_SUPPLIED RECORDS_

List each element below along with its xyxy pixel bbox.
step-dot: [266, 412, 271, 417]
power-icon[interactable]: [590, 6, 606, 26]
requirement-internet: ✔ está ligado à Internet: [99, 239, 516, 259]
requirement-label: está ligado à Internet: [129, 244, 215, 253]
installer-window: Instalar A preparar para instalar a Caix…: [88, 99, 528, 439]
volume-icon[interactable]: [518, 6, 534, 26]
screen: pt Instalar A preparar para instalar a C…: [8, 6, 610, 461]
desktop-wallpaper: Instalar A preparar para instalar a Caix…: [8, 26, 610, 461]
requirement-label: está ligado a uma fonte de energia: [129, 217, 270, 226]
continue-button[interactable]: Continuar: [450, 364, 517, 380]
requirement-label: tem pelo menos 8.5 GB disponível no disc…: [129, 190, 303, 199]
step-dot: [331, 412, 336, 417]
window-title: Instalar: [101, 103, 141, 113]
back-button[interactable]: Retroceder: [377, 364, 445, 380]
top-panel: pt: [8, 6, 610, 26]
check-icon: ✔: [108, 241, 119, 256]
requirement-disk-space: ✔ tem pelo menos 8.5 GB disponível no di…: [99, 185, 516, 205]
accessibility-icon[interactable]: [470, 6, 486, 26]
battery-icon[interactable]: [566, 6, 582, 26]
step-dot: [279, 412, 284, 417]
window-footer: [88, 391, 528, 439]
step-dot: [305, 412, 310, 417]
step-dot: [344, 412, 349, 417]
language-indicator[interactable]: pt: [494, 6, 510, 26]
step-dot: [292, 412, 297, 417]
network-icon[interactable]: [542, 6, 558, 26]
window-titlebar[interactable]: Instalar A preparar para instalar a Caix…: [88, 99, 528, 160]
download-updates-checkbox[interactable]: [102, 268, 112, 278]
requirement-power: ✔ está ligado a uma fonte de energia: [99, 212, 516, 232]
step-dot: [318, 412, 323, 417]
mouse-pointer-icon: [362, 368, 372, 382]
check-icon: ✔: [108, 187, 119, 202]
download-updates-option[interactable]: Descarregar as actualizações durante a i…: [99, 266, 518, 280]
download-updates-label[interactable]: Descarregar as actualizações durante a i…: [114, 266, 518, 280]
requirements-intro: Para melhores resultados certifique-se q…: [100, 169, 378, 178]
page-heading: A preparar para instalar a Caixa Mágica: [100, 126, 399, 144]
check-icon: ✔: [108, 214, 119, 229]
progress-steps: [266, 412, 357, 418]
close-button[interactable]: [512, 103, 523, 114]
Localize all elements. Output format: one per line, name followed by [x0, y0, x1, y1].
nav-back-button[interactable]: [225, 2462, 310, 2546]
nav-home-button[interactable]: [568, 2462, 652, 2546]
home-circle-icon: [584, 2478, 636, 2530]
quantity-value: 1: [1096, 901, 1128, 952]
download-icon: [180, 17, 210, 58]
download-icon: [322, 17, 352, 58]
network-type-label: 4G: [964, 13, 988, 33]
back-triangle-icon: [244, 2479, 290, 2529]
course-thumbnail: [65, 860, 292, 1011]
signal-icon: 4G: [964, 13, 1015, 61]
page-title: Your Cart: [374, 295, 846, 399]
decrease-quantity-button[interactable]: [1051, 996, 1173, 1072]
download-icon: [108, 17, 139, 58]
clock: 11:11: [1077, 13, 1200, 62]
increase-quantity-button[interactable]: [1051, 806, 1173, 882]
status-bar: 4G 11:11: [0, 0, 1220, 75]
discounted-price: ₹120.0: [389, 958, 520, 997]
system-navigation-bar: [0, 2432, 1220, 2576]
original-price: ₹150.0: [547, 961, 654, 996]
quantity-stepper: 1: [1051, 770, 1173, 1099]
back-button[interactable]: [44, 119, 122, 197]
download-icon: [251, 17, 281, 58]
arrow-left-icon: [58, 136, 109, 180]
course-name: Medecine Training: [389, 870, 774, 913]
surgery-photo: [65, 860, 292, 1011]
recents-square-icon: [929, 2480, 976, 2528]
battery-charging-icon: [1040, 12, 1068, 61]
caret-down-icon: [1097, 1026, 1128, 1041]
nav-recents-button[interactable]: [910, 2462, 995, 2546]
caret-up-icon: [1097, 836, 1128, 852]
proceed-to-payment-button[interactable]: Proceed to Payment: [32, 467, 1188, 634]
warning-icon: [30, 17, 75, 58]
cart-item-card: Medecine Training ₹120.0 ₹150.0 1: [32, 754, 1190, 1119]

_WHAT IS BEING ASKED_
Reproduce every line of the material above verbatim, from start to finish.

_ANSWER TO THIS EXERCISE_
List each element below along with its xyxy pixel bbox.
step-dot: [266, 412, 271, 417]
power-icon[interactable]: [590, 6, 606, 26]
requirement-internet: ✔ está ligado à Internet: [99, 239, 516, 259]
requirement-label: está ligado à Internet: [129, 244, 215, 253]
installer-window: Instalar A preparar para instalar a Caix…: [88, 99, 528, 439]
volume-icon[interactable]: [518, 6, 534, 26]
screen: pt Instalar A preparar para instalar a C…: [8, 6, 610, 461]
desktop-wallpaper: Instalar A preparar para instalar a Caix…: [8, 26, 610, 461]
requirement-label: está ligado a uma fonte de energia: [129, 217, 270, 226]
continue-button[interactable]: Continuar: [450, 364, 517, 380]
requirement-label: tem pelo menos 8.5 GB disponível no disc…: [129, 190, 303, 199]
step-dot: [331, 412, 336, 417]
window-title: Instalar: [101, 103, 141, 113]
back-button[interactable]: Retroceder: [377, 364, 445, 380]
top-panel: pt: [8, 6, 610, 26]
check-icon: ✔: [108, 241, 119, 256]
requirement-disk-space: ✔ tem pelo menos 8.5 GB disponível no di…: [99, 185, 516, 205]
accessibility-icon[interactable]: [470, 6, 486, 26]
battery-icon[interactable]: [566, 6, 582, 26]
step-dot: [279, 412, 284, 417]
window-footer: [88, 391, 528, 439]
step-dot: [305, 412, 310, 417]
step-dot: [344, 412, 349, 417]
language-indicator[interactable]: pt: [494, 6, 510, 26]
step-dot: [292, 412, 297, 417]
network-icon[interactable]: [542, 6, 558, 26]
window-titlebar[interactable]: Instalar A preparar para instalar a Caix…: [88, 99, 528, 160]
download-updates-checkbox[interactable]: [102, 268, 112, 278]
requirement-power: ✔ está ligado a uma fonte de energia: [99, 212, 516, 232]
step-dot: [318, 412, 323, 417]
mouse-pointer-icon: [362, 368, 372, 382]
check-icon: ✔: [108, 187, 119, 202]
download-updates-option[interactable]: Descarregar as actualizações durante a i…: [99, 266, 518, 280]
download-updates-label[interactable]: Descarregar as actualizações durante a i…: [114, 266, 518, 280]
requirements-intro: Para melhores resultados certifique-se q…: [100, 169, 378, 178]
page-heading: A preparar para instalar a Caixa Mágica: [100, 126, 399, 144]
check-icon: ✔: [108, 214, 119, 229]
progress-steps: [266, 412, 357, 418]
close-button[interactable]: [512, 103, 523, 114]
Localize all elements. Output format: one per line, name followed by [x0, y0, x1, y1].
nav-back-button[interactable]: [225, 2462, 310, 2546]
nav-home-button[interactable]: [568, 2462, 652, 2546]
home-circle-icon: [584, 2478, 636, 2530]
quantity-value: 1: [1096, 901, 1128, 952]
download-icon: [180, 17, 210, 58]
download-icon: [322, 17, 352, 58]
network-type-label: 4G: [964, 13, 988, 33]
back-triangle-icon: [244, 2479, 290, 2529]
course-thumbnail: [65, 860, 292, 1011]
signal-icon: 4G: [964, 13, 1015, 61]
page-title: Your Cart: [374, 295, 846, 399]
decrease-quantity-button[interactable]: [1051, 996, 1173, 1072]
download-icon: [108, 17, 139, 58]
clock: 11:11: [1077, 13, 1200, 62]
increase-quantity-button[interactable]: [1051, 806, 1173, 882]
status-bar: 4G 11:11: [0, 0, 1220, 75]
discounted-price: ₹120.0: [389, 958, 520, 997]
system-navigation-bar: [0, 2432, 1220, 2576]
original-price: ₹150.0: [547, 961, 654, 996]
quantity-stepper: 1: [1051, 770, 1173, 1099]
back-button[interactable]: [44, 119, 122, 197]
download-icon: [251, 17, 281, 58]
arrow-left-icon: [58, 136, 109, 180]
course-name: Medecine Training: [389, 870, 774, 913]
surgery-photo: [65, 860, 292, 1011]
recents-square-icon: [929, 2480, 976, 2528]
battery-charging-icon: [1040, 12, 1068, 61]
caret-down-icon: [1097, 1026, 1128, 1041]
nav-recents-button[interactable]: [910, 2462, 995, 2546]
caret-up-icon: [1097, 836, 1128, 852]
proceed-to-payment-button[interactable]: Proceed to Payment: [32, 467, 1188, 634]
warning-icon: [30, 17, 75, 58]
cart-item-card: Medecine Training ₹120.0 ₹150.0 1: [32, 754, 1190, 1119]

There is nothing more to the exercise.